Entries from a visual dataset:

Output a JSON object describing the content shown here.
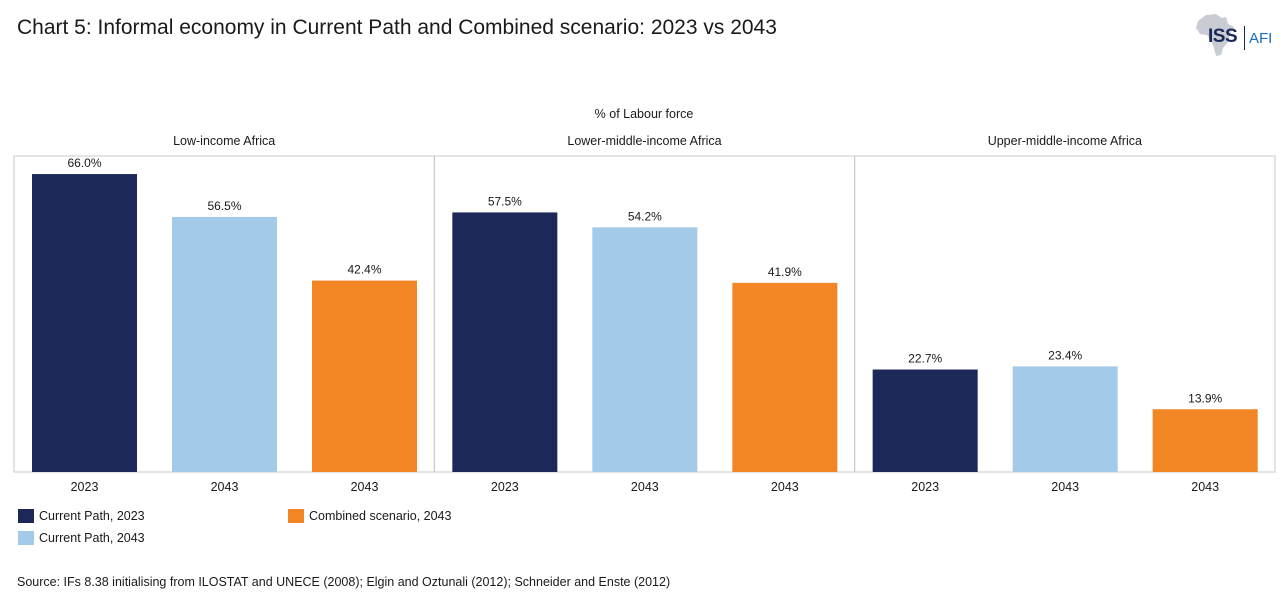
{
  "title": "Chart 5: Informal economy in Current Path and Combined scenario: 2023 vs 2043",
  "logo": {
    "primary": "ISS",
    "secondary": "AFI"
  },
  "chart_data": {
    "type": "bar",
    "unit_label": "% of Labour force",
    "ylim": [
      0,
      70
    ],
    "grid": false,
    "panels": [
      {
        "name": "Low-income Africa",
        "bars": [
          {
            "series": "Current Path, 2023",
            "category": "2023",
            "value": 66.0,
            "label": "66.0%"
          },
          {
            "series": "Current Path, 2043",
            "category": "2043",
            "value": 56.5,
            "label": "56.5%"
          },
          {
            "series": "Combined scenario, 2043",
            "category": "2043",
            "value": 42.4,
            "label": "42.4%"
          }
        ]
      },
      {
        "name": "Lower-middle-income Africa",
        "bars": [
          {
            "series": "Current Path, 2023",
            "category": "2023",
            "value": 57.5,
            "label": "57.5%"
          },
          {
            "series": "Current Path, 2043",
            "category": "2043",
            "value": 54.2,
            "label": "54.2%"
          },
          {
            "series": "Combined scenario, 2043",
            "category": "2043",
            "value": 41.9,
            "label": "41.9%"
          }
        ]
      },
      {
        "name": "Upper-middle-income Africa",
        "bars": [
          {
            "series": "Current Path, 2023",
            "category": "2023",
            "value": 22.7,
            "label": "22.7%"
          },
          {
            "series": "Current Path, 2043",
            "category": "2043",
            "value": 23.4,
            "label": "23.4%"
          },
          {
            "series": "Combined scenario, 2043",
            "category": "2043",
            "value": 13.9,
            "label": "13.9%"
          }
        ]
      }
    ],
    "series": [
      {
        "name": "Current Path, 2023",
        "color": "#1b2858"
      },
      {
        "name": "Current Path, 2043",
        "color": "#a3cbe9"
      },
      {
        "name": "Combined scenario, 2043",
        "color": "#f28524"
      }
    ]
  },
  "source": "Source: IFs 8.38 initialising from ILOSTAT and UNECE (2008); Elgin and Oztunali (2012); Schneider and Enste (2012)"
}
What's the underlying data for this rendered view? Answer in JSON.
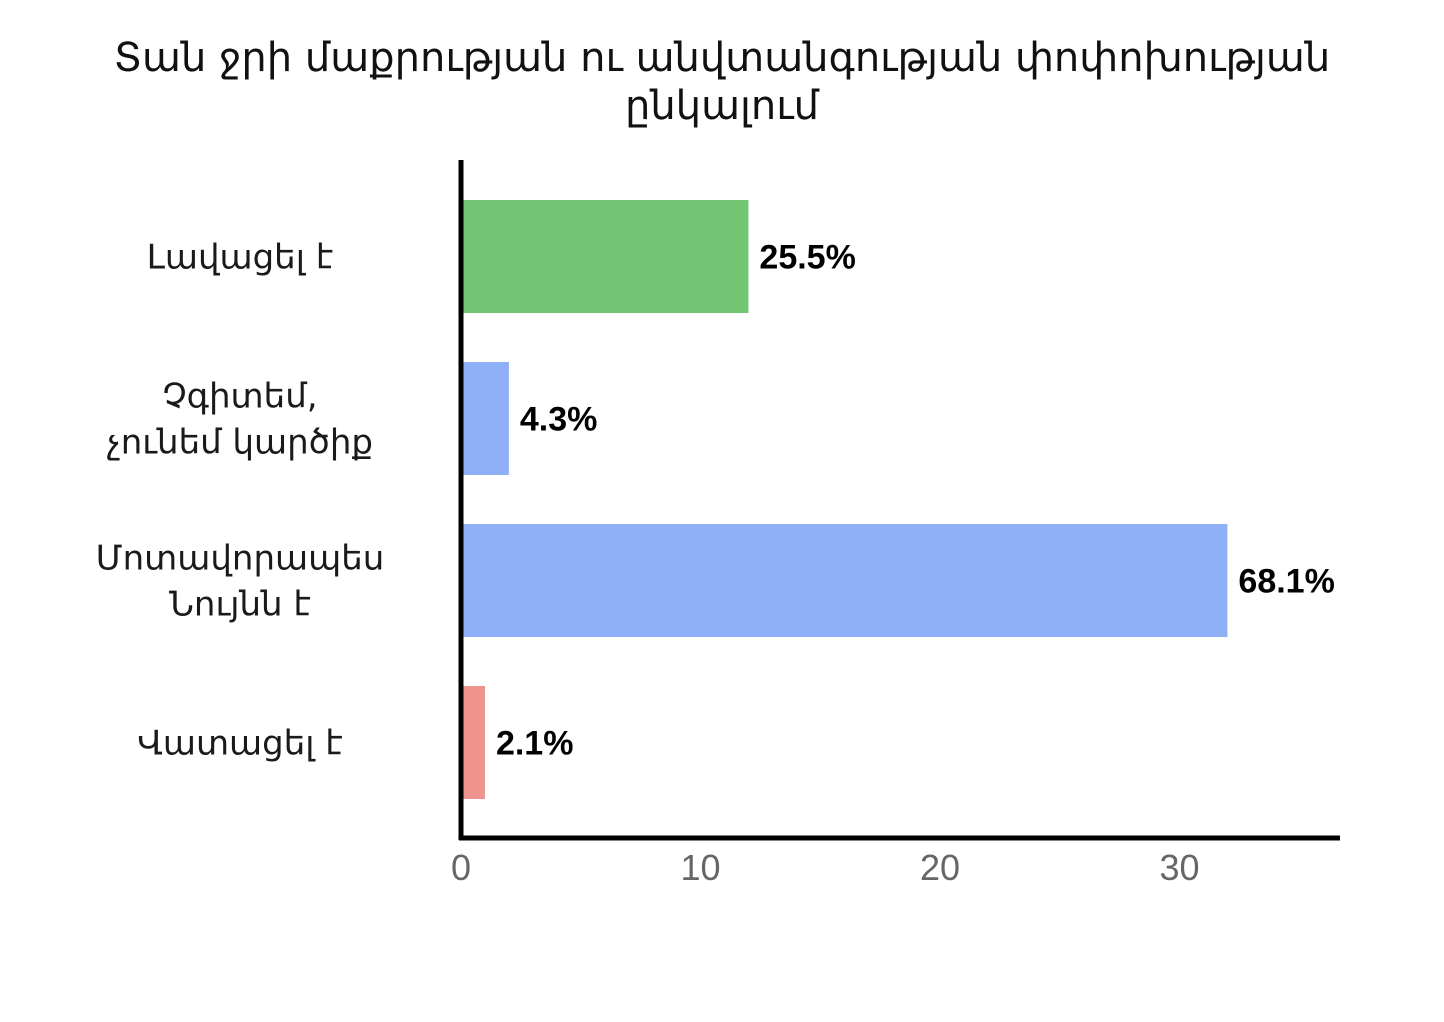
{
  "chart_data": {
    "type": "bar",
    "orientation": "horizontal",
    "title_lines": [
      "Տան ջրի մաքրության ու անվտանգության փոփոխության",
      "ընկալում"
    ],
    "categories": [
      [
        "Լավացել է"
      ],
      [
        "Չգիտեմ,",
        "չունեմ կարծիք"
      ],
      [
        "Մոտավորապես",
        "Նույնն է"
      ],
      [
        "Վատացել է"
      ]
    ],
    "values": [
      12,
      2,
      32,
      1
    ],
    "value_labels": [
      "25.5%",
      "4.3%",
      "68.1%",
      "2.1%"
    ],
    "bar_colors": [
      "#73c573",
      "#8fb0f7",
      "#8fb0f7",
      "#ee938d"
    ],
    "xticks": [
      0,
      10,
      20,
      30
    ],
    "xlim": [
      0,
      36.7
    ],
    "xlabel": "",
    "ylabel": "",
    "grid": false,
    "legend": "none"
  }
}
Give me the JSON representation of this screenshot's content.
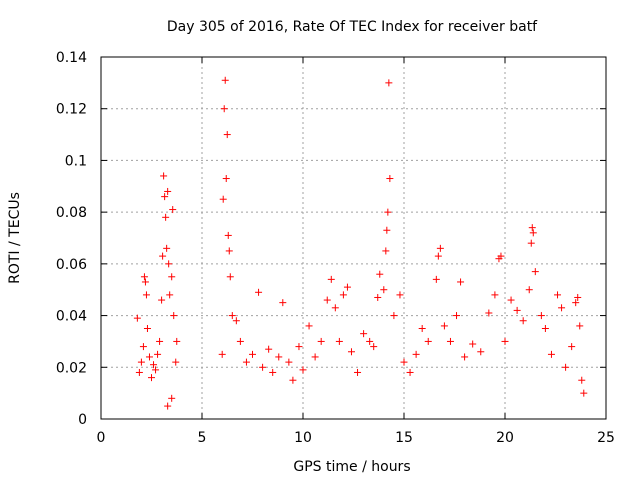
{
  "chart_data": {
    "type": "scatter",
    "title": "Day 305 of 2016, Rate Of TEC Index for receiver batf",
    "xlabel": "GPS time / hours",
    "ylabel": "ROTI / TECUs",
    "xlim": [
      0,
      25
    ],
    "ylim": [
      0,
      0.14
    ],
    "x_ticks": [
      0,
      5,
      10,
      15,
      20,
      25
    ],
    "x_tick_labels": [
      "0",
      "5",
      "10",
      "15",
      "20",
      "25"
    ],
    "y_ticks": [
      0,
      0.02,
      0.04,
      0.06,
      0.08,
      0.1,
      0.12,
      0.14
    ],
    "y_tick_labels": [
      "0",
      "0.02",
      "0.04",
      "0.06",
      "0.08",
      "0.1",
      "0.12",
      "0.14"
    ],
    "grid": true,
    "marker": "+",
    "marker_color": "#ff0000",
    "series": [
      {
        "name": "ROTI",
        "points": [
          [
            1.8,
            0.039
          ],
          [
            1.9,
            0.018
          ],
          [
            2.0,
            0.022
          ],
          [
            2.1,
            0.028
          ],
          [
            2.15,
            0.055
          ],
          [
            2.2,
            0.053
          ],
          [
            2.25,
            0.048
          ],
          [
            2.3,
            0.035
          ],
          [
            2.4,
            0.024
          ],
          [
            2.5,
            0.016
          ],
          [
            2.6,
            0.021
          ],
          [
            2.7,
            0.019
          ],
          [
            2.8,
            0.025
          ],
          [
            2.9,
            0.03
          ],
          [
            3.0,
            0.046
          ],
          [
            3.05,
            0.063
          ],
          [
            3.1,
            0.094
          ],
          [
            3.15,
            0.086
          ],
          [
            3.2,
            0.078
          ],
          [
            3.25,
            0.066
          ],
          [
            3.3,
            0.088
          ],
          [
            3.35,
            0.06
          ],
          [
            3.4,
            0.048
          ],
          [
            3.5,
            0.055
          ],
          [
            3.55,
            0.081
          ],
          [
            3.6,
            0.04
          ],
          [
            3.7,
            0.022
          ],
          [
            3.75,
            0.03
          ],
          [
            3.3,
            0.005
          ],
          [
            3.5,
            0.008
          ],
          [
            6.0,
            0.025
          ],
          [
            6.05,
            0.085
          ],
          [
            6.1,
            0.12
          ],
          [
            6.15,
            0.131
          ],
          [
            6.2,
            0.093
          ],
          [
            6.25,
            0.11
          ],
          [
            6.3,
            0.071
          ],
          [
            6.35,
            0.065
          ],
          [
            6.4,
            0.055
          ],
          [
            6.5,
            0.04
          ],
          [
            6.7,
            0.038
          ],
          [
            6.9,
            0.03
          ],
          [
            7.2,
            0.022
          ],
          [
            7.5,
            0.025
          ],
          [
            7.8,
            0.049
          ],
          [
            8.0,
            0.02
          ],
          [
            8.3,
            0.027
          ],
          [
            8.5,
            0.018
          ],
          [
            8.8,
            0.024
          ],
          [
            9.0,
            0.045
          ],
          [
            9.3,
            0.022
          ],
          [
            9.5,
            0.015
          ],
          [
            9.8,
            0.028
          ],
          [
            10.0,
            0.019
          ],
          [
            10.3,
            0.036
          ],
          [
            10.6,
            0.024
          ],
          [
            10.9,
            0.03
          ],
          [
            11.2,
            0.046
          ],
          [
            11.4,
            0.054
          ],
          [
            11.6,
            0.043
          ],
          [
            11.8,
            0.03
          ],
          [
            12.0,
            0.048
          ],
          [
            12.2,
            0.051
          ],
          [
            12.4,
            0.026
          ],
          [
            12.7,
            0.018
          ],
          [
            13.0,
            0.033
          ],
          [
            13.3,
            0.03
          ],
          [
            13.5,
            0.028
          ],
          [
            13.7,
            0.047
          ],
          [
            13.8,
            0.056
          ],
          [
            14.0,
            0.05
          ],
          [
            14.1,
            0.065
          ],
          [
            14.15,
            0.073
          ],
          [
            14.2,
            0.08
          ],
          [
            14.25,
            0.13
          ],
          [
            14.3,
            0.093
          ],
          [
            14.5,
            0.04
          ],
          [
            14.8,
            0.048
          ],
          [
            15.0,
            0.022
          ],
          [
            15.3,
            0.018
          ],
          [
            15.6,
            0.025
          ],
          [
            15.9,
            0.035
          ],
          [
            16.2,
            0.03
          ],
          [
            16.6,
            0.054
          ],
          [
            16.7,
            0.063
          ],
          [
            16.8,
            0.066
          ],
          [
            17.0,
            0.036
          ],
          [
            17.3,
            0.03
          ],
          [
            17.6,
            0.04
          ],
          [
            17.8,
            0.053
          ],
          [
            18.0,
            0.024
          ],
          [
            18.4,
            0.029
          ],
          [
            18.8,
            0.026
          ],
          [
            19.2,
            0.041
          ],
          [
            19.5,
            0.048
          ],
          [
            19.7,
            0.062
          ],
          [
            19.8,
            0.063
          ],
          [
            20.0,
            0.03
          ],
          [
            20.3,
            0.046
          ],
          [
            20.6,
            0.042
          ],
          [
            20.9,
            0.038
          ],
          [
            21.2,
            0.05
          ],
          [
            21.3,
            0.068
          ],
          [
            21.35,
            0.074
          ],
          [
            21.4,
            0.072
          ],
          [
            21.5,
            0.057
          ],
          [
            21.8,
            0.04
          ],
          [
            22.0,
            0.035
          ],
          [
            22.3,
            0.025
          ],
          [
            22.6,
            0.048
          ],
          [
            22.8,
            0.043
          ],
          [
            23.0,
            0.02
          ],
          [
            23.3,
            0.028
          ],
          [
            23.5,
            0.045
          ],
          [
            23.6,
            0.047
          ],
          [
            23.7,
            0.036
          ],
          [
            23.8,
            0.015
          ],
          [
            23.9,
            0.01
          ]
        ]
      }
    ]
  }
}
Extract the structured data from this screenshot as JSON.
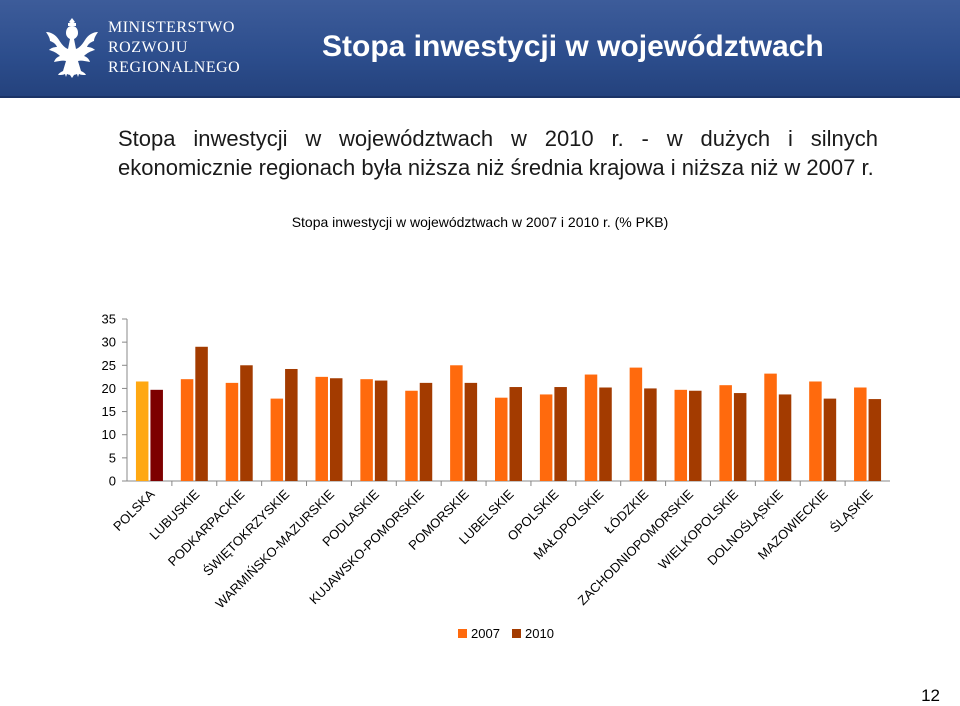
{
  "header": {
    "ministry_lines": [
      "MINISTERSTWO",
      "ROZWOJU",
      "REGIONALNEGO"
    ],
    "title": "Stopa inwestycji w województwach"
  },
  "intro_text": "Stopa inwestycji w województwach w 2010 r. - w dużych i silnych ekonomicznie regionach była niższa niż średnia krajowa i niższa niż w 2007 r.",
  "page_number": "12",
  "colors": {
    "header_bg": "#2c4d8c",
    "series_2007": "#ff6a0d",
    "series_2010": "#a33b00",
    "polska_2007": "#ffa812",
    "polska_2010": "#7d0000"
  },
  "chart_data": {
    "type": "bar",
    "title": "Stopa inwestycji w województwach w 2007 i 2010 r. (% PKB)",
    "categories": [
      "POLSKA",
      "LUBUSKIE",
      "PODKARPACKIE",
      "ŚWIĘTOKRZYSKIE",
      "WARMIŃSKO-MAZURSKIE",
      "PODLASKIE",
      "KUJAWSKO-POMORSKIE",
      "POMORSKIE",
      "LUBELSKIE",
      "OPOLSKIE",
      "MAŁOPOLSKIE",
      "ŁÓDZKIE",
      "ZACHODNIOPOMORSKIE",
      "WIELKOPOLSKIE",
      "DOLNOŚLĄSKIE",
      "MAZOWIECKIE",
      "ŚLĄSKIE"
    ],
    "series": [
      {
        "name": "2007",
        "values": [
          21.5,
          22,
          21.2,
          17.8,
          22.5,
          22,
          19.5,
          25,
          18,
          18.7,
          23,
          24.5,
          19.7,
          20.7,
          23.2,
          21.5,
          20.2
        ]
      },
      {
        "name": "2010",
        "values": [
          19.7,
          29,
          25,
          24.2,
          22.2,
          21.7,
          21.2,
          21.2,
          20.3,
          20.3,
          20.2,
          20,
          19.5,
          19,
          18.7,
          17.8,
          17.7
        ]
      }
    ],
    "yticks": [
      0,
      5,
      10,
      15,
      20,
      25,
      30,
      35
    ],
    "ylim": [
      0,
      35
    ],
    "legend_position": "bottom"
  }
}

> [Task requirements] Pick out and copy every line that contains the word "middle".

> [Response to this task]
        "name": "Lower-middle-income Africa",
        "name": "Upper-middle-income Africa",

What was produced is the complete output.